━━ SUPPLIED DATA
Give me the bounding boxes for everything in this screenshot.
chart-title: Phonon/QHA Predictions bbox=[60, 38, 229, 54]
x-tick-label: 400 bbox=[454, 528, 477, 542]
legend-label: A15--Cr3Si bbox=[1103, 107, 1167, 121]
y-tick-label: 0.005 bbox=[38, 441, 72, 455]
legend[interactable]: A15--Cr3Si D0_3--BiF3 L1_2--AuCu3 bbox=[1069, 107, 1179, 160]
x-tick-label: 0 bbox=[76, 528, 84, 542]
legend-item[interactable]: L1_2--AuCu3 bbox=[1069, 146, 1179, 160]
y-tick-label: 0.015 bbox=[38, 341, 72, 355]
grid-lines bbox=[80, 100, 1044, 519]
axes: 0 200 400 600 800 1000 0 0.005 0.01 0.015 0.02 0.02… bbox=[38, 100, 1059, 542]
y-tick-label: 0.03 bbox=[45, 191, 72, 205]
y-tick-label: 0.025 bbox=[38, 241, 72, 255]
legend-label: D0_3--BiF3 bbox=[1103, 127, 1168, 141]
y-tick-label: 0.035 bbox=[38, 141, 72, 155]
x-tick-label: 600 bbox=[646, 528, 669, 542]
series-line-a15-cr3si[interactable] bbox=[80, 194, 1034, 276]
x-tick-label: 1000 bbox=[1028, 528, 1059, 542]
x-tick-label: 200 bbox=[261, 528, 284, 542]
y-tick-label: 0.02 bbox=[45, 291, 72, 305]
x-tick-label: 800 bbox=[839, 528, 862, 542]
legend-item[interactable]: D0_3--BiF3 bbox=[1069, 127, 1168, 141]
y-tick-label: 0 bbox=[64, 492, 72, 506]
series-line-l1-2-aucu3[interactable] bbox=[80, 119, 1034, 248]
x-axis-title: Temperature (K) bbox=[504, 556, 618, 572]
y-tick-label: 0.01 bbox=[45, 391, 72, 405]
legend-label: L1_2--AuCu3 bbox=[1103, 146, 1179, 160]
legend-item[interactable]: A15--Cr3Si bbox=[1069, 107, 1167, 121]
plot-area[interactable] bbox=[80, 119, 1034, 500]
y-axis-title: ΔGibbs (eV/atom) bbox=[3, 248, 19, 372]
━━━━
*EXERCISE DETAILS*
Return the rows above verbatim, keeping every line.

*COMPLETE ANSWER*
Give me the bounding boxes for everything in this screenshot.
chart-title: Phonon/QHA Predictions bbox=[60, 38, 229, 54]
x-tick-label: 400 bbox=[454, 528, 477, 542]
legend-label: A15--Cr3Si bbox=[1103, 107, 1167, 121]
y-tick-label: 0.005 bbox=[38, 441, 72, 455]
legend[interactable]: A15--Cr3Si D0_3--BiF3 L1_2--AuCu3 bbox=[1069, 107, 1179, 160]
x-tick-label: 0 bbox=[76, 528, 84, 542]
legend-item[interactable]: L1_2--AuCu3 bbox=[1069, 146, 1179, 160]
y-tick-label: 0.015 bbox=[38, 341, 72, 355]
grid-lines bbox=[80, 100, 1044, 519]
axes: 0 200 400 600 800 1000 0 0.005 0.01 0.015 0.02 0.02… bbox=[38, 100, 1059, 542]
y-tick-label: 0.03 bbox=[45, 191, 72, 205]
y-tick-label: 0.025 bbox=[38, 241, 72, 255]
legend-label: D0_3--BiF3 bbox=[1103, 127, 1168, 141]
y-tick-label: 0.035 bbox=[38, 141, 72, 155]
x-tick-label: 600 bbox=[646, 528, 669, 542]
series-line-a15-cr3si[interactable] bbox=[80, 194, 1034, 276]
x-tick-label: 1000 bbox=[1028, 528, 1059, 542]
x-tick-label: 200 bbox=[261, 528, 284, 542]
y-tick-label: 0.02 bbox=[45, 291, 72, 305]
x-tick-label: 800 bbox=[839, 528, 862, 542]
legend-item[interactable]: D0_3--BiF3 bbox=[1069, 127, 1168, 141]
y-tick-label: 0 bbox=[64, 492, 72, 506]
series-line-l1-2-aucu3[interactable] bbox=[80, 119, 1034, 248]
x-axis-title: Temperature (K) bbox=[504, 556, 618, 572]
y-tick-label: 0.01 bbox=[45, 391, 72, 405]
legend-label: L1_2--AuCu3 bbox=[1103, 146, 1179, 160]
legend-item[interactable]: A15--Cr3Si bbox=[1069, 107, 1167, 121]
plot-area[interactable] bbox=[80, 119, 1034, 500]
y-axis-title: ΔGibbs (eV/atom) bbox=[3, 248, 19, 372]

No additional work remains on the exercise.